Page content transcription data:
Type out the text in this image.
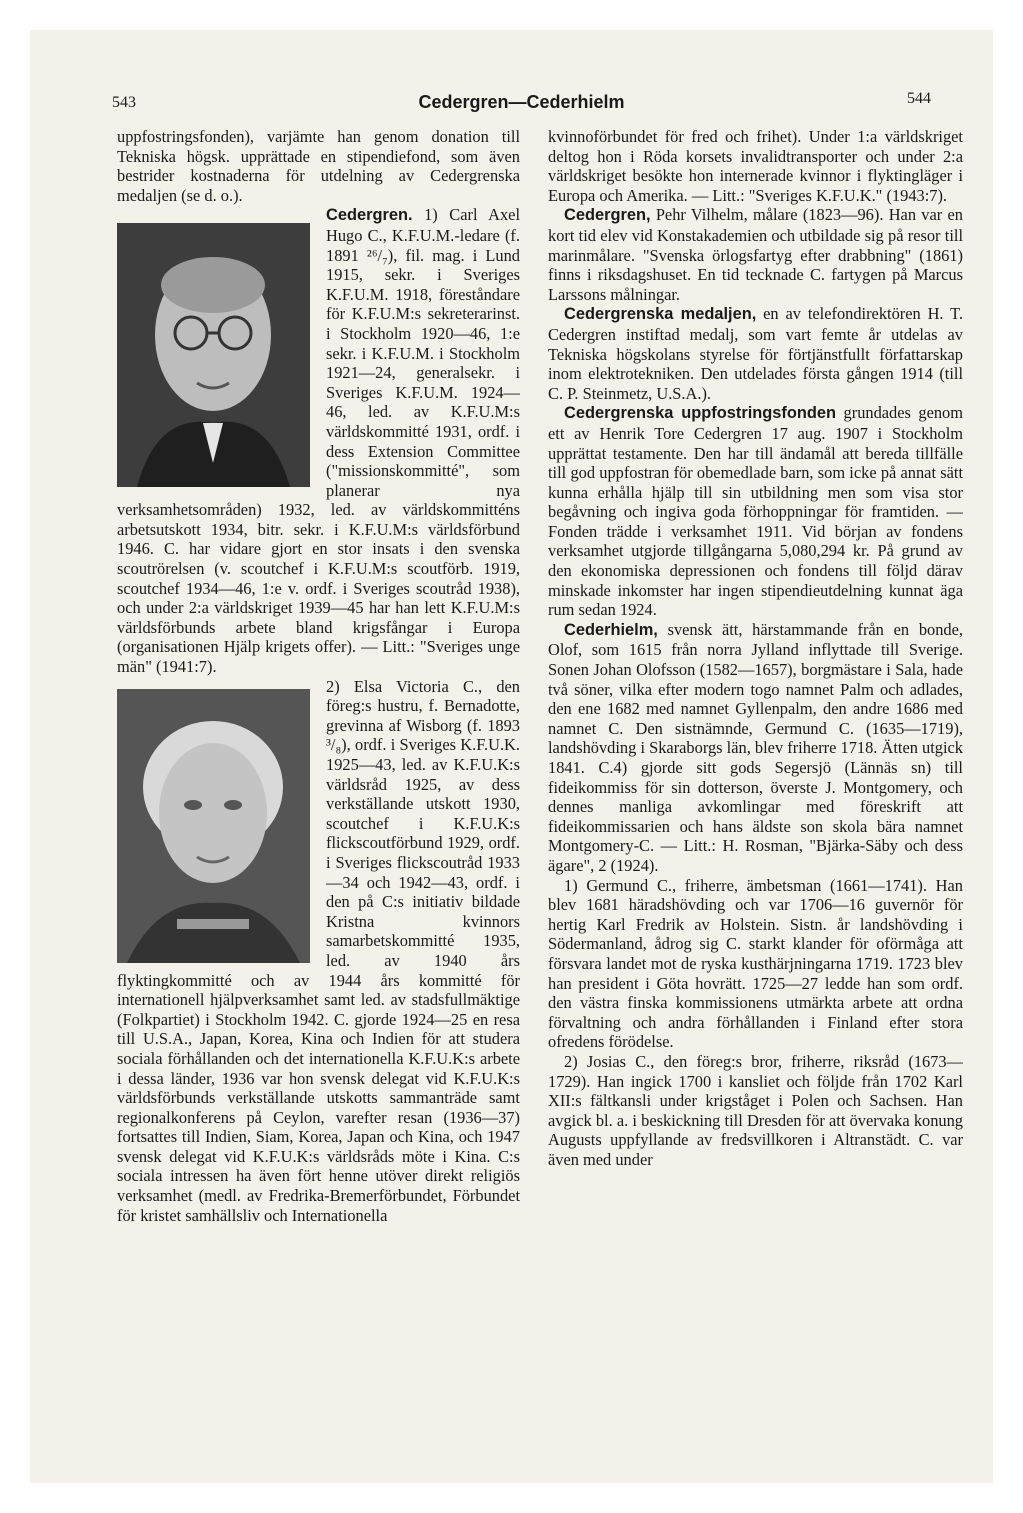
543	Cedergren—Cederhielm	544

uppfostringsfonden), varjämte han genom donation till Tekniska högsk. upprättade en stipendiefond, som även bestrider kostnaderna för utdelning av Cedergrenska medaljen (se d. o.).

Cedergren. 1) Carl Axel Hugo C., K.F.U.M.-ledare (f. 1891 ²⁶/₇), fil. mag. i Lund 1915, sekr. i Sveriges K.F.U.M. 1918, föreståndare för K.F.U.M:s sekreterarinst. i Stockholm 1920—46, 1:e sekr. i K.F.U.M. i Stockholm 1921—24, generalsekr. i Sveriges K.F.U.M. 1924—46, led. av K.F.U.M:s världskommitté 1931, ordf. i dess Extension Committee ("missionskommitté", som planerar nya verksamhetsområden) 1932, led. av världskommitténs arbetsutskott 1934, bitr. sekr. i K.F.U.M:s världsförbund 1946. C. har vidare gjort en stor insats i den svenska scoutrörelsen (v. scoutchef i K.F.U.M:s scoutförb. 1919, scoutchef 1934—46, 1:e v. ordf. i Sveriges scoutråd 1938), och under 2:a världskriget 1939—45 har han lett K.F.U.M:s världsförbunds arbete bland krigsfångar i Europa (organisationen Hjälp krigets offer). — Litt.: "Sveriges unge män" (1941:7).

2) Elsa Victoria C., den föreg:s hustru, f. Bernadotte, grevinna af Wisborg (f. 1893 ³/₈), ordf. i Sveriges K.F.U.K. 1925—43, led. av K.F.U.K:s världsråd 1925, av dess verkställande utskott 1930, scoutchef i K.F.U.K:s flickscoutförbund 1929, ordf. i Sveriges flickscoutråd 1933—34 och 1942—43, ordf. i den på C:s initiativ bildade Kristna kvinnors samarbetskommitté 1935, led. av 1940 års flyktingkommitté och av 1944 års kommitté för internationell hjälpverksamhet samt led. av stadsfullmäktige (Folkpartiet) i Stockholm 1942. C. gjorde 1924—25 en resa till U.S.A., Japan, Korea, Kina och Indien för att studera sociala förhållanden och det internationella K.F.U.K:s arbete i dessa länder, 1936 var hon svensk delegat vid K.F.U.K:s världsförbunds verkställande utskotts sammanträde samt regionalkonferens på Ceylon, varefter resan (1936—37) fortsattes till Indien, Siam, Korea, Japan och Kina, och 1947 svensk delegat vid K.F.U.K:s världsråds möte i Kina. C:s sociala intressen ha även fört henne utöver direkt religiös verksamhet (medl. av Fredrika-Bremerförbundet, Förbundet för kristet samhällsliv och Internationella

kvinnoförbundet för fred och frihet). Under 1:a världskriget deltog hon i Röda korsets invalidtransporter och under 2:a världskriget besökte hon internerade kvinnor i flyktingläger i Europa och Amerika. — Litt.: "Sveriges K.F.U.K." (1943:7).

Cedergren, Pehr Vilhelm, målare (1823—96). Han var en kort tid elev vid Konstakademien och utbildade sig på resor till marinmålare. "Svenska örlogsfartyg efter drabbning" (1861) finns i riksdagshuset. En tid tecknade C. fartygen på Marcus Larssons målningar.

Cedergrenska medaljen, en av telefondirektören H. T. Cedergren instiftad medalj, som vart femte år utdelas av Tekniska högskolans styrelse för förtjänstfullt författarskap inom elektrotekniken. Den utdelades första gången 1914 (till C. P. Steinmetz, U.S.A.).

Cedergrenska uppfostringsfonden grundades genom ett av Henrik Tore Cedergren 17 aug. 1907 i Stockholm upprättat testamente. Den har till ändamål att bereda tillfälle till god uppfostran för obemedlade barn, som icke på annat sätt kunna erhålla hjälp till sin utbildning men som visa stor begåvning och ingiva goda förhoppningar för framtiden. — Fonden trädde i verksamhet 1911. Vid början av fondens verksamhet utgjorde tillgångarna 5,080,294 kr. På grund av den ekonomiska depressionen och fondens till följd därav minskade inkomster har ingen stipendieutdelning kunnat äga rum sedan 1924.

Cederhielm, svensk ätt, härstammande från en bonde, Olof, som 1615 från norra Jylland inflyttade till Sverige. Sonen Johan Olofsson (1582—1657), borgmästare i Sala, hade två söner, vilka efter modern togo namnet Palm och adlades, den ene 1682 med namnet Gyllenpalm, den andre 1686 med namnet C. Den sistnämnde, Germund C. (1635—1719), landshövding i Skaraborgs län, blev friherre 1718. Ätten utgick 1841. C.4) gjorde sitt gods Segersjö (Lännäs sn) till fideikommiss för sin dotterson, överste J. Montgomery, och dennes manliga avkomlingar med föreskrift att fideikommissarien och hans äldste son skola bära namnet Montgomery-C. — Litt.: H. Rosman, "Bjärka-Säby och dess ägare", 2 (1924).

1) Germund C., friherre, ämbetsman (1661—1741). Han blev 1681 häradshövding och var 1706—16 guvernör för hertig Karl Fredrik av Holstein. Sistn. år landshövding i Södermanland, ådrog sig C. starkt klander för oförmåga att försvara landet mot de ryska kusthärjningarna 1719. 1723 blev han president i Göta hovrätt. 1725—27 ledde han som ordf. den västra finska kommissionens utmärkta arbete att ordna förvaltning och andra förhållanden i Finland efter stora ofredens förödelse.

2) Josias C., den föreg:s bror, friherre, riksråd (1673—1729). Han ingick 1700 i kansliet och följde från 1702 Karl XII:s fältkansli under krigståget i Polen och Sachsen. Han avgick bl. a. i beskickning till Dresden för att övervaka konung Augusts uppfyllande av fredsvillkoren i Altranstädt. C. var även med under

TASK REQUIREMENTS: Word for word, print out all of the records above; pass over the pictures.

EXPECTED ANSWER:
Type out the text in this image.
543	Cedergren—Cederhielm	544

uppfostringsfonden), varjämte han genom donation till Tekniska högsk. upprättade en stipendiefond, som även bestrider kostnaderna för utdelning av Cedergrenska medaljen (se d. o.).

Cedergren. 1) Carl Axel Hugo C., K.F.U.M.-ledare (f. 1891 ²⁶/₇), fil. mag. i Lund 1915, sekr. i Sveriges K.F.U.M. 1918, föreståndare för K.F.U.M:s sekreterarinst. i Stockholm 1920—46, 1:e sekr. i K.F.U.M. i Stockholm 1921—24, generalsekr. i Sveriges K.F.U.M. 1924—46, led. av K.F.U.M:s världskommitté 1931, ordf. i dess Extension Committee ("missionskommitté", som planerar nya verksamhetsområden) 1932, led. av världskommitténs arbetsutskott 1934, bitr. sekr. i K.F.U.M:s världsförbund 1946. C. har vidare gjort en stor insats i den svenska scoutrörelsen (v. scoutchef i K.F.U.M:s scoutförb. 1919, scoutchef 1934—46, 1:e v. ordf. i Sveriges scoutråd 1938), och under 2:a världskriget 1939—45 har han lett K.F.U.M:s världsförbunds arbete bland krigsfångar i Europa (organisationen Hjälp krigets offer). — Litt.: "Sveriges unge män" (1941:7).

2) Elsa Victoria C., den föreg:s hustru, f. Bernadotte, grevinna af Wisborg (f. 1893 ³/₈), ordf. i Sveriges K.F.U.K. 1925—43, led. av K.F.U.K:s världsråd 1925, av dess verkställande utskott 1930, scoutchef i K.F.U.K:s flickscoutförbund 1929, ordf. i Sveriges flickscoutråd 1933—34 och 1942—43, ordf. i den på C:s initiativ bildade Kristna kvinnors samarbetskommitté 1935, led. av 1940 års flyktingkommitté och av 1944 års kommitté för internationell hjälpverksamhet samt led. av stadsfullmäktige (Folkpartiet) i Stockholm 1942. C. gjorde 1924—25 en resa till U.S.A., Japan, Korea, Kina och Indien för att studera sociala förhållanden och det internationella K.F.U.K:s arbete i dessa länder, 1936 var hon svensk delegat vid K.F.U.K:s världsförbunds verkställande utskotts sammanträde samt regionalkonferens på Ceylon, varefter resan (1936—37) fortsattes till Indien, Siam, Korea, Japan och Kina, och 1947 svensk delegat vid K.F.U.K:s världsråds möte i Kina. C:s sociala intressen ha även fört henne utöver direkt religiös verksamhet (medl. av Fredrika-Bremerförbundet, Förbundet för kristet samhällsliv och Internationella

kvinnoförbundet för fred och frihet). Under 1:a världskriget deltog hon i Röda korsets invalidtransporter och under 2:a världskriget besökte hon internerade kvinnor i flyktingläger i Europa och Amerika. — Litt.: "Sveriges K.F.U.K." (1943:7).

Cedergren, Pehr Vilhelm, målare (1823—96). Han var en kort tid elev vid Konstakademien och utbildade sig på resor till marinmålare. "Svenska örlogsfartyg efter drabbning" (1861) finns i riksdagshuset. En tid tecknade C. fartygen på Marcus Larssons målningar.

Cedergrenska medaljen, en av telefondirektören H. T. Cedergren instiftad medalj, som vart femte år utdelas av Tekniska högskolans styrelse för förtjänstfullt författarskap inom elektrotekniken. Den utdelades första gången 1914 (till C. P. Steinmetz, U.S.A.).

Cedergrenska uppfostringsfonden grundades genom ett av Henrik Tore Cedergren 17 aug. 1907 i Stockholm upprättat testamente. Den har till ändamål att bereda tillfälle till god uppfostran för obemedlade barn, som icke på annat sätt kunna erhålla hjälp till sin utbildning men som visa stor begåvning och ingiva goda förhoppningar för framtiden. — Fonden trädde i verksamhet 1911. Vid början av fondens verksamhet utgjorde tillgångarna 5,080,294 kr. På grund av den ekonomiska depressionen och fondens till följd därav minskade inkomster har ingen stipendieutdelning kunnat äga rum sedan 1924.

Cederhielm, svensk ätt, härstammande från en bonde, Olof, som 1615 från norra Jylland inflyttade till Sverige. Sonen Johan Olofsson (1582—1657), borgmästare i Sala, hade två söner, vilka efter modern togo namnet Palm och adlades, den ene 1682 med namnet Gyllenpalm, den andre 1686 med namnet C. Den sistnämnde, Germund C. (1635—1719), landshövding i Skaraborgs län, blev friherre 1718. Ätten utgick 1841. C.4) gjorde sitt gods Segersjö (Lännäs sn) till fideikommiss för sin dotterson, överste J. Montgomery, och dennes manliga avkomlingar med föreskrift att fideikommissarien och hans äldste son skola bära namnet Montgomery-C. — Litt.: H. Rosman, "Bjärka-Säby och dess ägare", 2 (1924).

1) Germund C., friherre, ämbetsman (1661—1741). Han blev 1681 häradshövding och var 1706—16 guvernör för hertig Karl Fredrik av Holstein. Sistn. år landshövding i Södermanland, ådrog sig C. starkt klander för oförmåga att försvara landet mot de ryska kusthärjningarna 1719. 1723 blev han president i Göta hovrätt. 1725—27 ledde han som ordf. den västra finska kommissionens utmärkta arbete att ordna förvaltning och andra förhållanden i Finland efter stora ofredens förödelse.

2) Josias C., den föreg:s bror, friherre, riksråd (1673—1729). Han ingick 1700 i kansliet och följde från 1702 Karl XII:s fältkansli under krigståget i Polen och Sachsen. Han avgick bl. a. i beskickning till Dresden för att övervaka konung Augusts uppfyllande av fredsvillkoren i Altranstädt. C. var även med under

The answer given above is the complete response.